**AIM**
Return all lines in the material below that contain "name".

**PROVIDED DATA**
-- START --

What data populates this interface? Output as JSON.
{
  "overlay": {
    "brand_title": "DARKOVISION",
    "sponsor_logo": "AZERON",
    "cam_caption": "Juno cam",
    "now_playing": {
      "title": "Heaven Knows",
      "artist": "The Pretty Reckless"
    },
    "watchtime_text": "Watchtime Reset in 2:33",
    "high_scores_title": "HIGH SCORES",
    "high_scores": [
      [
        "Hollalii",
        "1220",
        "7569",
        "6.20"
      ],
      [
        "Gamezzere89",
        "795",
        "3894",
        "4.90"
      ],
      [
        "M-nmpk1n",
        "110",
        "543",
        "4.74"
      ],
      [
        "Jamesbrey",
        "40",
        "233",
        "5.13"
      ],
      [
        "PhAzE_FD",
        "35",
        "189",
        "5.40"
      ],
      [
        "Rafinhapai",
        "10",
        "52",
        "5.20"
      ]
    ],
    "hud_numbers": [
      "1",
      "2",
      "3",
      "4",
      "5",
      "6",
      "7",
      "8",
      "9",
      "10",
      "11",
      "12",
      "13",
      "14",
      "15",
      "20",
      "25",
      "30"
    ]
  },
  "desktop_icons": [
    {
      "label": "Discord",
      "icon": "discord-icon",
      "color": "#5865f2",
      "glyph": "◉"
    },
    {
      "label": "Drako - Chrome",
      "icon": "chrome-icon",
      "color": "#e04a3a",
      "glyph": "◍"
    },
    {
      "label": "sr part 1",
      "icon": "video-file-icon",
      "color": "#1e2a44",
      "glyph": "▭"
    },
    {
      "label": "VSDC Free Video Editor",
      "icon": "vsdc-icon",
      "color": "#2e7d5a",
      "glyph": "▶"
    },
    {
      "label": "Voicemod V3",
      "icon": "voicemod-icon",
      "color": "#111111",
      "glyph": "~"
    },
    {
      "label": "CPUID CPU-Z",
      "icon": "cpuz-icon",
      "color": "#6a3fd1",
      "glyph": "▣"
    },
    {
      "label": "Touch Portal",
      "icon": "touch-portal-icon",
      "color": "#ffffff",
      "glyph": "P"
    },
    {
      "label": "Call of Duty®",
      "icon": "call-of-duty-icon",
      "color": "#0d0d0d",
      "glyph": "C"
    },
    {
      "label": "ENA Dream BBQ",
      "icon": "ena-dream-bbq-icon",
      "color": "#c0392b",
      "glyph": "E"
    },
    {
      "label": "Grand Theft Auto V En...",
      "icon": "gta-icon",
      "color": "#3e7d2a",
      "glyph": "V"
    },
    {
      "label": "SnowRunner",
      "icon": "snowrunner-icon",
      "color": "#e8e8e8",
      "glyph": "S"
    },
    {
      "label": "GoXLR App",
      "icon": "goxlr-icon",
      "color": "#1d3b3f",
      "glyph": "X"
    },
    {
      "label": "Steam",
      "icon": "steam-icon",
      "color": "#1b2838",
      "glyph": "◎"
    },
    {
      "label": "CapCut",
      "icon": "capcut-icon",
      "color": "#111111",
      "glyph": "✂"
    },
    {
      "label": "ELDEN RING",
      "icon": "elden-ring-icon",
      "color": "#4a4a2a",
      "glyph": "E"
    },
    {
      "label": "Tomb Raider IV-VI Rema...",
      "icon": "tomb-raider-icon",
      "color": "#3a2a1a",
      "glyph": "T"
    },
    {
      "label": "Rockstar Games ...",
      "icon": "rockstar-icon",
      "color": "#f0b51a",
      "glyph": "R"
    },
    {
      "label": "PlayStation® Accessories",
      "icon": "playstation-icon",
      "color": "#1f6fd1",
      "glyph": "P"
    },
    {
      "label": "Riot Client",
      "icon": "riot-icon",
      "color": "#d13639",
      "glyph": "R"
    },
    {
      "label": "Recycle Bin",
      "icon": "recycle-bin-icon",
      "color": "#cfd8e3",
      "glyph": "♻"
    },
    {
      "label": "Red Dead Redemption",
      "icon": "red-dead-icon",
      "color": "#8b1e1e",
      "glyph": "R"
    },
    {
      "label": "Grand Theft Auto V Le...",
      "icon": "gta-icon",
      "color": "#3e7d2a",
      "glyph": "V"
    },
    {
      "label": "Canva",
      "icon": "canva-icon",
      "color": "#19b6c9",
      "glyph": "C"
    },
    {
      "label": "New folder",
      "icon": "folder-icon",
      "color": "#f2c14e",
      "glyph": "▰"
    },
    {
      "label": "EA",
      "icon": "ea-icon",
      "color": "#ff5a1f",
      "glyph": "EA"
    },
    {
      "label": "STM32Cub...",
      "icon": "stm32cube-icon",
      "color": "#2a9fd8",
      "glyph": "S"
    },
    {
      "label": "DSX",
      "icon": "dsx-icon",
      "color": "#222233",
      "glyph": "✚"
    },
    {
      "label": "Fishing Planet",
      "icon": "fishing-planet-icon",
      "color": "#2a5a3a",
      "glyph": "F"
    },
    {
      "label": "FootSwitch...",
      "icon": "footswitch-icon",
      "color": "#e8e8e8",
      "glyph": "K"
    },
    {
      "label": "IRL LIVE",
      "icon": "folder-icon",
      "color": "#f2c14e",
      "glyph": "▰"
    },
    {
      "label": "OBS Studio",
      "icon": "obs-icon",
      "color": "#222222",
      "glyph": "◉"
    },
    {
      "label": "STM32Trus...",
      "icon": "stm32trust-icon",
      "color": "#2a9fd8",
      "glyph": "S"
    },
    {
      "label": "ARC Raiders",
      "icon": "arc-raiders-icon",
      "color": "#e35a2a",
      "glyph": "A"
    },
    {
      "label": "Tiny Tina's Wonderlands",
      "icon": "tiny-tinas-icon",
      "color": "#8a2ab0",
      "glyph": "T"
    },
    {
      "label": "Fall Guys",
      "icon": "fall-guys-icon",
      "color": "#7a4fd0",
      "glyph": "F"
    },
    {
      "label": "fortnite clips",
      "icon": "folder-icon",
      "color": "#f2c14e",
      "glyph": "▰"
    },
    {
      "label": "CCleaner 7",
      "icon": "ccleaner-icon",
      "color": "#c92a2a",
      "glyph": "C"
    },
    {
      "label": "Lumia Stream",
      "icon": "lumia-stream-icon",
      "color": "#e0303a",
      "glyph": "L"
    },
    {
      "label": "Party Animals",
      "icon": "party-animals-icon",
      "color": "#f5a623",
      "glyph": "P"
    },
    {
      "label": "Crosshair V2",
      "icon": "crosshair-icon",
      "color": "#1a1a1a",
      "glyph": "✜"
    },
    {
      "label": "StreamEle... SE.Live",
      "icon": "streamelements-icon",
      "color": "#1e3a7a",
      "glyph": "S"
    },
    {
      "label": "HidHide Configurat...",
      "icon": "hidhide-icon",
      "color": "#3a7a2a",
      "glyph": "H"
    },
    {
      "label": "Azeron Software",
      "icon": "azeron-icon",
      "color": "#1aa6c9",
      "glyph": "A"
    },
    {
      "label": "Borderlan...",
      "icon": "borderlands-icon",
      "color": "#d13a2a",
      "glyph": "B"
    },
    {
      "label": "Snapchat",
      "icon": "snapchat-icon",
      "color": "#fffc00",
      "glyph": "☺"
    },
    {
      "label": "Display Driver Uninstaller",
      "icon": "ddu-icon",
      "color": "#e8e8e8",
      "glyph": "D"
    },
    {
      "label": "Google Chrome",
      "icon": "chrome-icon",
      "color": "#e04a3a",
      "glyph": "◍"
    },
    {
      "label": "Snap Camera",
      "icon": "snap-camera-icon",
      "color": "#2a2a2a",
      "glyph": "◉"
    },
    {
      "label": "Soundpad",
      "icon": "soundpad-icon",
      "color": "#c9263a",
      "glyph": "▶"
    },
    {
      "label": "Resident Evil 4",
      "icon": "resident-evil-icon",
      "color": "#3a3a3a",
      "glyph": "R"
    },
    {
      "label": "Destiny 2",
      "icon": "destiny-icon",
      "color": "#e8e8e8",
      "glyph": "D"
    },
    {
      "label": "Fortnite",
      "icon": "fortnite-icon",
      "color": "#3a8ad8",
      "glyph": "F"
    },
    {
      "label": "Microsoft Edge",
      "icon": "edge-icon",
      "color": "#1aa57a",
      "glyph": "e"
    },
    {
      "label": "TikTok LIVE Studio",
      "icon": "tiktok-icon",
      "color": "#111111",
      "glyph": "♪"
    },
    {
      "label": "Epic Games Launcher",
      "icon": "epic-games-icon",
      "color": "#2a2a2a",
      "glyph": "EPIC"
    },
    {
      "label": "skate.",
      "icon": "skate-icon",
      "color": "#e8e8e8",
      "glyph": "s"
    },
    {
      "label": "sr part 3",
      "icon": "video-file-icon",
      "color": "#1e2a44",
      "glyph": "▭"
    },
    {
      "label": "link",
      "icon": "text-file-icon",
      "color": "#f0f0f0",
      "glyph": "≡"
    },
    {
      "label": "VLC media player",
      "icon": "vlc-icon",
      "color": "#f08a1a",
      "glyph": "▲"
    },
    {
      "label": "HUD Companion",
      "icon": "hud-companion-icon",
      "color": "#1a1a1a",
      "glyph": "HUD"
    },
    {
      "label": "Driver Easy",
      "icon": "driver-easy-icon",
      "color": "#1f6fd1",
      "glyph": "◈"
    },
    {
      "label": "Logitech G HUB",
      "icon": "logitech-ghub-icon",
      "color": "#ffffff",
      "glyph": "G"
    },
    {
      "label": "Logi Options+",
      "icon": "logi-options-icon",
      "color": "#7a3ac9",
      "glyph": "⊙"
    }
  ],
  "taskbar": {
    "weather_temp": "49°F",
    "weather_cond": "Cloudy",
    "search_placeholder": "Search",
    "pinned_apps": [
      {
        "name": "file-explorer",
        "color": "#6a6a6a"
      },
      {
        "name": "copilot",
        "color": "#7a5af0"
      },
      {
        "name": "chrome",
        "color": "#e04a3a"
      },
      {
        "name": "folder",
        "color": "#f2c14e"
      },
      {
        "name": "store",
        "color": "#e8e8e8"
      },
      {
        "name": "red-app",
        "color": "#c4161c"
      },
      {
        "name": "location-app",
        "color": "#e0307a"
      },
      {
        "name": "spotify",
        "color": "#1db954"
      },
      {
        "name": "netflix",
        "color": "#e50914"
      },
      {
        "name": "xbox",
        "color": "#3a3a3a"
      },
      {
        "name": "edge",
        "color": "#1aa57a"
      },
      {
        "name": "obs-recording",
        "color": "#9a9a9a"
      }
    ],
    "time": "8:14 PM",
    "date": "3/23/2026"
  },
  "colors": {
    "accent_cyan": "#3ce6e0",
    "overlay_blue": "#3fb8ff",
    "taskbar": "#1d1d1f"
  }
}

-- END --

**RESPONSE**
        "name": "file-explorer",
        "name": "copilot",
        "name": "chrome",
        "name": "folder",
        "name": "store",
        "name": "red-app",
        "name": "location-app",
        "name": "spotify",
        "name": "netflix",
        "name": "xbox",
        "name": "edge",
        "name": "obs-recording",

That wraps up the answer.